**** DATA SHOWN
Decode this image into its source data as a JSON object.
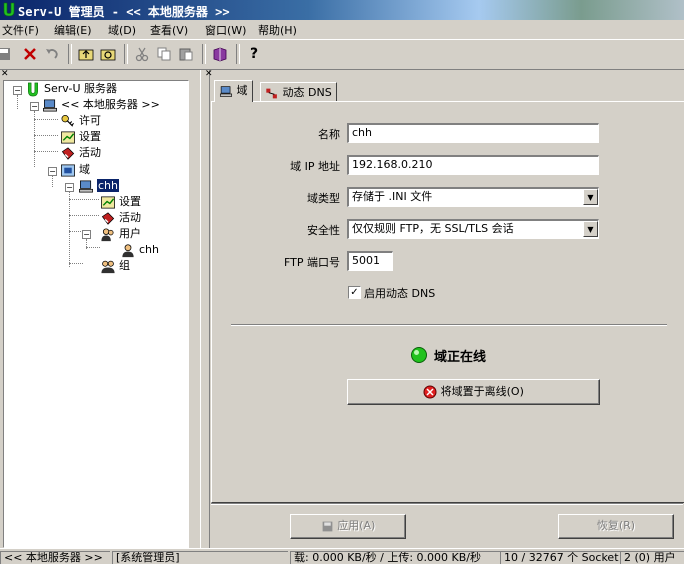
{
  "window": {
    "title": "Serv-U 管理员 - << 本地服务器 >>"
  },
  "menu": [
    "文件(F)",
    "编辑(E)",
    "域(D)",
    "查看(V)",
    "窗口(W)",
    "帮助(H)"
  ],
  "tree": {
    "root": "Serv-U 服务器",
    "server": "<< 本地服务器 >>",
    "license": "许可",
    "settings": "设置",
    "activity": "活动",
    "domains": "域",
    "domain_name": "chh",
    "domain_settings": "设置",
    "domain_activity": "活动",
    "users": "用户",
    "user_chh": "chh",
    "groups": "组"
  },
  "tabs": {
    "domain": "域",
    "dynamic_dns": "动态 DNS"
  },
  "form": {
    "name_label": "名称",
    "name_value": "chh",
    "ip_label": "域 IP 地址",
    "ip_value": "192.168.0.210",
    "type_label": "域类型",
    "type_value": "存储于 .INI 文件",
    "security_label": "安全性",
    "security_value": "仅仅规则 FTP，无 SSL/TLS 会话",
    "port_label": "FTP 端口号",
    "port_value": "5001",
    "dyndns_label": "启用动态 DNS",
    "dyndns_checked": "✓"
  },
  "status": {
    "online_text": "域正在线",
    "offline_button": "将域置于离线(O)"
  },
  "buttons": {
    "apply": "应用(A)",
    "restore": "恢复(R)"
  },
  "statusbar": {
    "server": "<< 本地服务器 >>",
    "role": "[系统管理员]",
    "transfer": "载: 0.000 KB/秒 / 上传: 0.000 KB/秒",
    "sockets": "10 / 32767 个 Socket",
    "users": "2 (0) 用户"
  },
  "colors": {
    "online": "#21c21e",
    "titlebar": "#0a246a",
    "selection": "#0a246a"
  }
}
********
- DESCRIPTION OF THE TASK
Reproduce the whole listing above word for word, but not its pictures.

- SOLUTION FOR THIS TASK
Decode this image into its source data as a JSON object.
{
  "window": {
    "title": "Serv-U 管理员 - << 本地服务器 >>"
  },
  "menu": [
    "文件(F)",
    "编辑(E)",
    "域(D)",
    "查看(V)",
    "窗口(W)",
    "帮助(H)"
  ],
  "tree": {
    "root": "Serv-U 服务器",
    "server": "<< 本地服务器 >>",
    "license": "许可",
    "settings": "设置",
    "activity": "活动",
    "domains": "域",
    "domain_name": "chh",
    "domain_settings": "设置",
    "domain_activity": "活动",
    "users": "用户",
    "user_chh": "chh",
    "groups": "组"
  },
  "tabs": {
    "domain": "域",
    "dynamic_dns": "动态 DNS"
  },
  "form": {
    "name_label": "名称",
    "name_value": "chh",
    "ip_label": "域 IP 地址",
    "ip_value": "192.168.0.210",
    "type_label": "域类型",
    "type_value": "存储于 .INI 文件",
    "security_label": "安全性",
    "security_value": "仅仅规则 FTP，无 SSL/TLS 会话",
    "port_label": "FTP 端口号",
    "port_value": "5001",
    "dyndns_label": "启用动态 DNS",
    "dyndns_checked": "✓"
  },
  "status": {
    "online_text": "域正在线",
    "offline_button": "将域置于离线(O)"
  },
  "buttons": {
    "apply": "应用(A)",
    "restore": "恢复(R)"
  },
  "statusbar": {
    "server": "<< 本地服务器 >>",
    "role": "[系统管理员]",
    "transfer": "载: 0.000 KB/秒 / 上传: 0.000 KB/秒",
    "sockets": "10 / 32767 个 Socket",
    "users": "2 (0) 用户"
  },
  "colors": {
    "online": "#21c21e",
    "titlebar": "#0a246a",
    "selection": "#0a246a"
  }
}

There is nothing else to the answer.